--- Begin Records supplied ---

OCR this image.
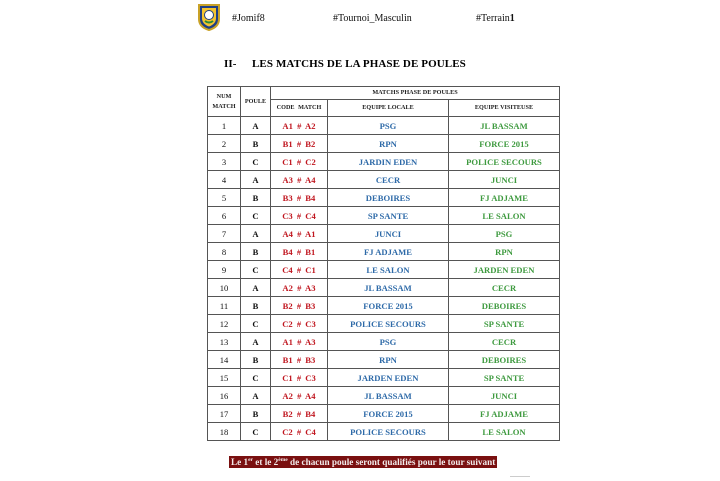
#Jomif8	#Tournoi_Masculin	#Terrain1
II- LES MATCHS DE LA PHASE DE POULES
NUM MATCH	POULE	MATCHS PHASE DE POULES		
		CODE MATCH	EQUIPE LOCALE	EQUIPE VISITEUSE
1	A	A1 # A2	PSG	JL BASSAM
2	B	B1 # B2	RPN	FORCE 2015
3	C	C1 # C2	JARDIN EDEN	POLICE SECOURS
4	A	A3 # A4	CECR	JUNCI
5	B	B3 # B4	DEBOIRES	FJ ADJAME
6	C	C3 # C4	SP SANTE	LE SALON
7	A	A4 # A1	JUNCI	PSG
8	B	B4 # B1	FJ ADJAME	RPN
9	C	C4 # C1	LE SALON	JARDEN EDEN
10	A	A2 # A3	JL BASSAM	CECR
11	B	B2 # B3	FORCE 2015	DEBOIRES
12	C	C2 # C3	POLICE SECOURS	SP SANTE
13	A	A1 # A3	PSG	CECR
14	B	B1 # B3	RPN	DEBOIRES
15	C	C1 # C3	JARDEN EDEN	SP SANTE
16	A	A2 # A4	JL BASSAM	JUNCI
17	B	B2 # B4	FORCE 2015	FJ ADJAME
18	C	C2 # C4	POLICE SECOURS	LE SALON
Le 1er et le 2ème de chacun poule seront qualifiés pour le tour suivant
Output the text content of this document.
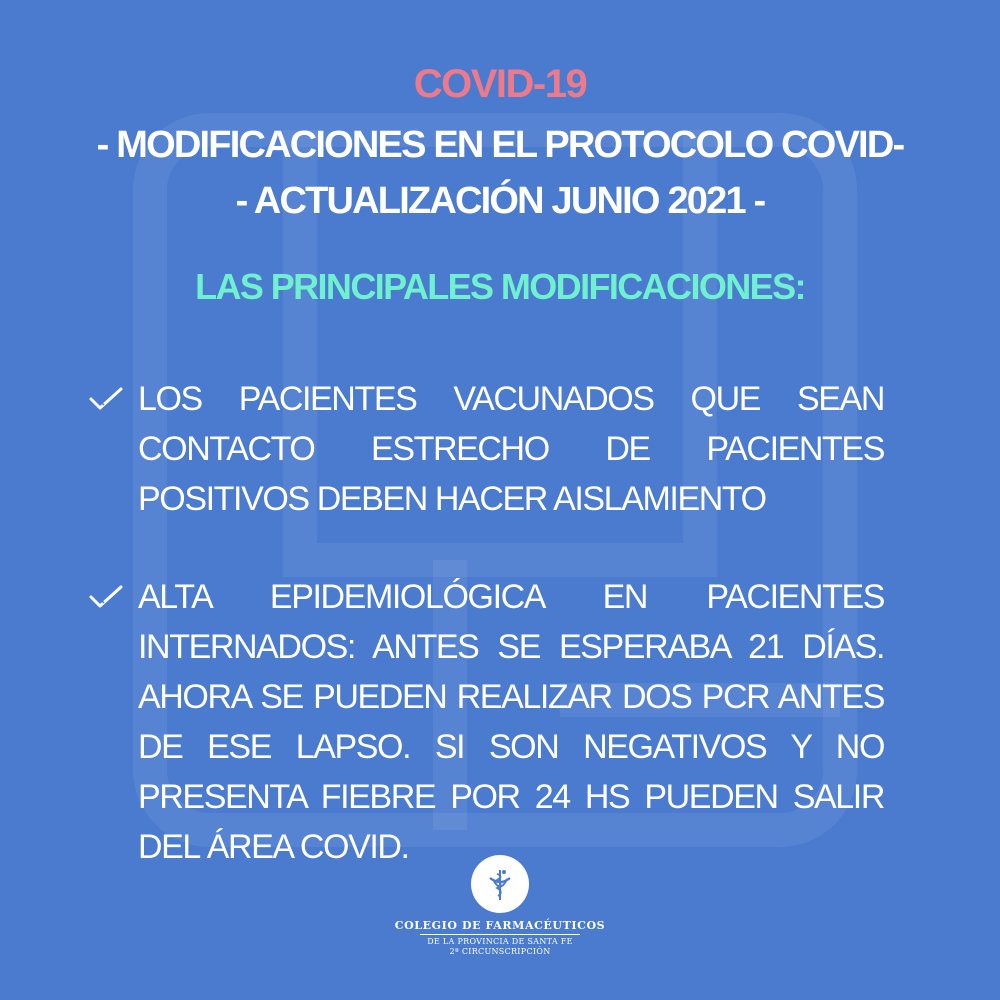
COVID-19
- MODIFICACIONES EN EL PROTOCOLO COVID-
- ACTUALIZACIÓN JUNIO 2021 -
LAS PRINCIPALES MODIFICACIONES:
LOS PACIENTES VACUNADOS QUE SEAN CONTACTO ESTRECHO DE PACIENTES POSITIVOS DEBEN HACER AISLAMIENTO
ALTA EPIDEMIOLÓGICA EN PACIENTES INTERNADOS: ANTES SE ESPERABA 21 DÍAS. AHORA SE PUEDEN REALIZAR DOS PCR ANTES DE ESE LAPSO. SI SON NEGATIVOS Y NO PRESENTA FIEBRE POR 24 HS PUEDEN SALIR DEL ÁREA COVID.
COLEGIO DE FARMACÉUTICOS
DE LA PROVINCIA DE SANTA FE
2ª CIRCUNSCRIPCIÓN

--- End Records supplied ---

Transcribe the material exactly, leaving every picture out.

OCR this image.
#Jomif8	#Tournoi_Masculin	#Terrain1
II- LES MATCHS DE LA PHASE DE POULES
NUM MATCH	POULE	MATCHS PHASE DE POULES		
		CODE MATCH	EQUIPE LOCALE	EQUIPE VISITEUSE
1	A	A1 # A2	PSG	JL BASSAM
2	B	B1 # B2	RPN	FORCE 2015
3	C	C1 # C2	JARDIN EDEN	POLICE SECOURS
4	A	A3 # A4	CECR	JUNCI
5	B	B3 # B4	DEBOIRES	FJ ADJAME
6	C	C3 # C4	SP SANTE	LE SALON
7	A	A4 # A1	JUNCI	PSG
8	B	B4 # B1	FJ ADJAME	RPN
9	C	C4 # C1	LE SALON	JARDEN EDEN
10	A	A2 # A3	JL BASSAM	CECR
11	B	B2 # B3	FORCE 2015	DEBOIRES
12	C	C2 # C3	POLICE SECOURS	SP SANTE
13	A	A1 # A3	PSG	CECR
14	B	B1 # B3	RPN	DEBOIRES
15	C	C1 # C3	JARDEN EDEN	SP SANTE
16	A	A2 # A4	JL BASSAM	JUNCI
17	B	B2 # B4	FORCE 2015	FJ ADJAME
18	C	C2 # C4	POLICE SECOURS	LE SALON
Le 1er et le 2ème de chacun poule seront qualifiés pour le tour suivant
Output the text content of this document.
COVID-19
- MODIFICACIONES EN EL PROTOCOLO COVID-
- ACTUALIZACIÓN JUNIO 2021 -
LAS PRINCIPALES MODIFICACIONES:
LOS PACIENTES VACUNADOS QUE SEAN CONTACTO ESTRECHO DE PACIENTES POSITIVOS DEBEN HACER AISLAMIENTO
ALTA EPIDEMIOLÓGICA EN PACIENTES INTERNADOS: ANTES SE ESPERABA 21 DÍAS. AHORA SE PUEDEN REALIZAR DOS PCR ANTES DE ESE LAPSO. SI SON NEGATIVOS Y NO PRESENTA FIEBRE POR 24 HS PUEDEN SALIR DEL ÁREA COVID.
COLEGIO DE FARMACÉUTICOS
DE LA PROVINCIA DE SANTA FE
2ª CIRCUNSCRIPCIÓN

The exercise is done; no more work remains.